- Data entries -
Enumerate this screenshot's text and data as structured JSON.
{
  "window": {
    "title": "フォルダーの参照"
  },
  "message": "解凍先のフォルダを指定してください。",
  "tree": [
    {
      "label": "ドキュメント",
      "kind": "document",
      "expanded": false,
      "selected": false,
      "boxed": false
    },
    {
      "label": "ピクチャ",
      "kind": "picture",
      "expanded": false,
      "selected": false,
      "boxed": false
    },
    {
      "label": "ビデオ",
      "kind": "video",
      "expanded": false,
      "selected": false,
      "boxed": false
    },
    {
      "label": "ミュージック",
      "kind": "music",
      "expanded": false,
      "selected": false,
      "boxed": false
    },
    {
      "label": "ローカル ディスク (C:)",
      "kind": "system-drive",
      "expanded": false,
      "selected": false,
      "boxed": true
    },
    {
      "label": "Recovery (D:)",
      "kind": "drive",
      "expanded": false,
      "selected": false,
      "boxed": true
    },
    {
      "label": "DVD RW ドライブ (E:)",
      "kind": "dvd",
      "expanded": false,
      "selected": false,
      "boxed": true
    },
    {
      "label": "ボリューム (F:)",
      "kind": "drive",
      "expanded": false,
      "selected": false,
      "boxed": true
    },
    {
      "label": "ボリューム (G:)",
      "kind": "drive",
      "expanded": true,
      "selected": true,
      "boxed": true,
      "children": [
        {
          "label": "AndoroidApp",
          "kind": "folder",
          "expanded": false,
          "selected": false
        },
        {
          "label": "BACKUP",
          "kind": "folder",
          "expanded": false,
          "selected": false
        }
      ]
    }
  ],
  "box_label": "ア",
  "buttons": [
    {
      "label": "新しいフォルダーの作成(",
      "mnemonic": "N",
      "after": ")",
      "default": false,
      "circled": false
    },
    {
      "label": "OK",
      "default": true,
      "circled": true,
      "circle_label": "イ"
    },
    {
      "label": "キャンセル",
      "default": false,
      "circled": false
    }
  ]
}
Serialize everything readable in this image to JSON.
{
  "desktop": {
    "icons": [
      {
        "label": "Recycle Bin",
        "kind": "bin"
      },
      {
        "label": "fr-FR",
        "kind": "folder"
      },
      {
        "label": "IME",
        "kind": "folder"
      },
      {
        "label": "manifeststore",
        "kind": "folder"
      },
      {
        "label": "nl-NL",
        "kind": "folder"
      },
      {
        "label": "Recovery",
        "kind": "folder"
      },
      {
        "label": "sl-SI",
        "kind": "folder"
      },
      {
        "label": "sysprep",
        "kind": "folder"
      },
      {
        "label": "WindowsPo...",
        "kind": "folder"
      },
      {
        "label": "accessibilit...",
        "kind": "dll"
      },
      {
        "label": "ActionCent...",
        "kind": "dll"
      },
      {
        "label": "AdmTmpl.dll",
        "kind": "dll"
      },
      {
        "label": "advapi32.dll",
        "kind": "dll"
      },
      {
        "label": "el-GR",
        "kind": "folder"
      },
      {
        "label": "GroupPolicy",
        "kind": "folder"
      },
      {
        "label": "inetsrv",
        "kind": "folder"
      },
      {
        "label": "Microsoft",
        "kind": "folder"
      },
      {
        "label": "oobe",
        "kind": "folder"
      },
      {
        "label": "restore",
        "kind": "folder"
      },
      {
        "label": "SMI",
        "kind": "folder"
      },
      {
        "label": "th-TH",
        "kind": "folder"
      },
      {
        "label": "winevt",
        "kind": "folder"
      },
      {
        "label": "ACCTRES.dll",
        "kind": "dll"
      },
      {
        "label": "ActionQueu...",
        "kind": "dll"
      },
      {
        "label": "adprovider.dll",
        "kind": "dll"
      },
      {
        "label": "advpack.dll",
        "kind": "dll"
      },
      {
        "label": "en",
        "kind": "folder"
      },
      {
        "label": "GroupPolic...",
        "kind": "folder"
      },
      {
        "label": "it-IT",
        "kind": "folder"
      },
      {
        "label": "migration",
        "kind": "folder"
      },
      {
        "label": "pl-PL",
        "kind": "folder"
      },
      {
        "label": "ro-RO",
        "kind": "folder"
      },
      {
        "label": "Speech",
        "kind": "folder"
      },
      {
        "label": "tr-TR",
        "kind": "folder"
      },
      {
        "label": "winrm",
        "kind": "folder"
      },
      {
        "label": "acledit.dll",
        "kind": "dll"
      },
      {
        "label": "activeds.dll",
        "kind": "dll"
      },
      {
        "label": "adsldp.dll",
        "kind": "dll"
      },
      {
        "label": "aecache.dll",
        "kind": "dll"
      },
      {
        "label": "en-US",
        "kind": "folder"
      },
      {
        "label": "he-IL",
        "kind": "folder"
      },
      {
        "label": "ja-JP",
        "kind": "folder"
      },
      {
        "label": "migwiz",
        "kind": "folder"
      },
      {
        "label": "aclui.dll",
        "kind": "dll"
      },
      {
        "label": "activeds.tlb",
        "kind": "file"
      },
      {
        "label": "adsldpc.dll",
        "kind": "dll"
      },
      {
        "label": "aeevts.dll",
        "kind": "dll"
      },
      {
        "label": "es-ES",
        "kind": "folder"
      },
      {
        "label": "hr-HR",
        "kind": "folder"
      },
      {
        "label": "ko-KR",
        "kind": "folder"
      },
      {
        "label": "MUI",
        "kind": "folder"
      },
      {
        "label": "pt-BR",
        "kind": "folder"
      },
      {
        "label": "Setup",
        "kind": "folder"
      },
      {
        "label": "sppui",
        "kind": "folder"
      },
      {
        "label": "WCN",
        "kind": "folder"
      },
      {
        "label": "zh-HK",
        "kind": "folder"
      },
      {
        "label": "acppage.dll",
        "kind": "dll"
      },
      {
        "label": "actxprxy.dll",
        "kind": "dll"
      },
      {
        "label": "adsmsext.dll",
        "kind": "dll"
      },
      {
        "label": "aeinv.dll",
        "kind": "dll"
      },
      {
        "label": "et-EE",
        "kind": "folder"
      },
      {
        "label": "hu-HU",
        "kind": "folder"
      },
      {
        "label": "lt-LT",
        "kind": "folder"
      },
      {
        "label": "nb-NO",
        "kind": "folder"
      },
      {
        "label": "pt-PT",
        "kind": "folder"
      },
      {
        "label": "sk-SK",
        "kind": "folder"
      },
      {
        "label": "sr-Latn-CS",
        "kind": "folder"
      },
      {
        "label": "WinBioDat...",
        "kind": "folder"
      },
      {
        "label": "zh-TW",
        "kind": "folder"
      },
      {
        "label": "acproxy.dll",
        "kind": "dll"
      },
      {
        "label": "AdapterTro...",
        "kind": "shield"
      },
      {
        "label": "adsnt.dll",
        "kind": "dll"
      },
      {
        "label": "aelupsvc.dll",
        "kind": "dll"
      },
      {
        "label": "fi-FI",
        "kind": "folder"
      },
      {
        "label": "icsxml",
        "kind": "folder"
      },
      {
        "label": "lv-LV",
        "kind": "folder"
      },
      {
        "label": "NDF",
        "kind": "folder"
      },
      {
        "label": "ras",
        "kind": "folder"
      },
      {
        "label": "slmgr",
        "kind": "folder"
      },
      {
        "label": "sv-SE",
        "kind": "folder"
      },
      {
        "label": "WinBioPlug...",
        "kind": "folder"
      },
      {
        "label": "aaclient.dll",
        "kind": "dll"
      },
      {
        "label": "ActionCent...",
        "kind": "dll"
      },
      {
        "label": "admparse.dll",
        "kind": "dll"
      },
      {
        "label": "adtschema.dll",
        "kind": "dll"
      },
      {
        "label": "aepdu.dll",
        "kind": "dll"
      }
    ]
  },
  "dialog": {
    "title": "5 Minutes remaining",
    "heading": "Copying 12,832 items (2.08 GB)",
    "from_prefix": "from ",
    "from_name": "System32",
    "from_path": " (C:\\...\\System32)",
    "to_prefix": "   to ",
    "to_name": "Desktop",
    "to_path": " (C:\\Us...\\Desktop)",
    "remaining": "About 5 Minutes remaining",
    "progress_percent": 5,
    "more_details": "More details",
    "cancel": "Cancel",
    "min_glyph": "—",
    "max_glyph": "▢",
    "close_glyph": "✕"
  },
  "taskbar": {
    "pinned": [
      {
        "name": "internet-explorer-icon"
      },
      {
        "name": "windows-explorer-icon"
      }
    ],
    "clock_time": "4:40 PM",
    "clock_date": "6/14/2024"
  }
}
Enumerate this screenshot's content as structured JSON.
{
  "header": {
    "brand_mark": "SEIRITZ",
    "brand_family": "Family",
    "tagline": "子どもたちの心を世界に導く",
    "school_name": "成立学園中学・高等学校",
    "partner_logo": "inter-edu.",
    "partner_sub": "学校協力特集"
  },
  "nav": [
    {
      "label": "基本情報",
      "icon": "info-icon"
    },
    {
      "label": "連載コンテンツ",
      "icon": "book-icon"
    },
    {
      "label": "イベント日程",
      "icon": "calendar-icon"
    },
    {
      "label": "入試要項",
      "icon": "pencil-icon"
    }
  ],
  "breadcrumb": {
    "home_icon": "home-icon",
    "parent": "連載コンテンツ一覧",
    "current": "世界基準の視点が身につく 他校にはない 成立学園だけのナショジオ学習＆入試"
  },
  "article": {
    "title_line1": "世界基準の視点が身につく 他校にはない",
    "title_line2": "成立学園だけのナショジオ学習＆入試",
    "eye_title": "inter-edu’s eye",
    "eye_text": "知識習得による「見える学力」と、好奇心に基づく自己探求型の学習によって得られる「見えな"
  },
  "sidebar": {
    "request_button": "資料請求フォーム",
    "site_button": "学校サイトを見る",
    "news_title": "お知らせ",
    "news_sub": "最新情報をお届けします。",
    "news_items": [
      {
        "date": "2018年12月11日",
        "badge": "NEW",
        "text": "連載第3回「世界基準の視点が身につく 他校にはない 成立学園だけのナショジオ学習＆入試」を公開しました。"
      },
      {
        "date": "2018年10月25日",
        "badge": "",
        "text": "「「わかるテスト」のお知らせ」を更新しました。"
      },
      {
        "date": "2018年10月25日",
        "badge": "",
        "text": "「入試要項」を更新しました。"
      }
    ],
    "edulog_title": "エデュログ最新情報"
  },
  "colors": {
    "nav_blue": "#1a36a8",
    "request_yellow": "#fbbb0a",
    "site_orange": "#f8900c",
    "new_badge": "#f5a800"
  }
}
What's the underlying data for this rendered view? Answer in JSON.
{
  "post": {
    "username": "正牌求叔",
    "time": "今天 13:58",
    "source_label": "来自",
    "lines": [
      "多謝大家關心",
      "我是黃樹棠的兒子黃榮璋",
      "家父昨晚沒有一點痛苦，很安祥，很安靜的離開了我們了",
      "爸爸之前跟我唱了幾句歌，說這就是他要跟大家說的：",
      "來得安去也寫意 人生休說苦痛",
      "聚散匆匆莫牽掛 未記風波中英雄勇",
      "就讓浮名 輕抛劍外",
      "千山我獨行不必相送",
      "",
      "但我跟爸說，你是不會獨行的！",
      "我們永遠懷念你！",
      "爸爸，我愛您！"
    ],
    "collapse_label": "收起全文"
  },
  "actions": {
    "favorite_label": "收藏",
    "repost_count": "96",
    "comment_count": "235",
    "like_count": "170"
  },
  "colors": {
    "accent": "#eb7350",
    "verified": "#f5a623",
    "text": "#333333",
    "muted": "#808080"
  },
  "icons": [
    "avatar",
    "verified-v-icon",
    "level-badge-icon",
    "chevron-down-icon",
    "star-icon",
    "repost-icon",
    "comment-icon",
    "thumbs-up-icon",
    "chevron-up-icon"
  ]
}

- Problem -
Each line holding "this" must be found and copied.

- The completed task -
Enumerate this screenshot's text and data as structured JSON.
Serialize everything readable in this image to JSON.
Enumerate this screenshot's content as structured JSON.
What's the underlying data for this rendered view? Answer in JSON.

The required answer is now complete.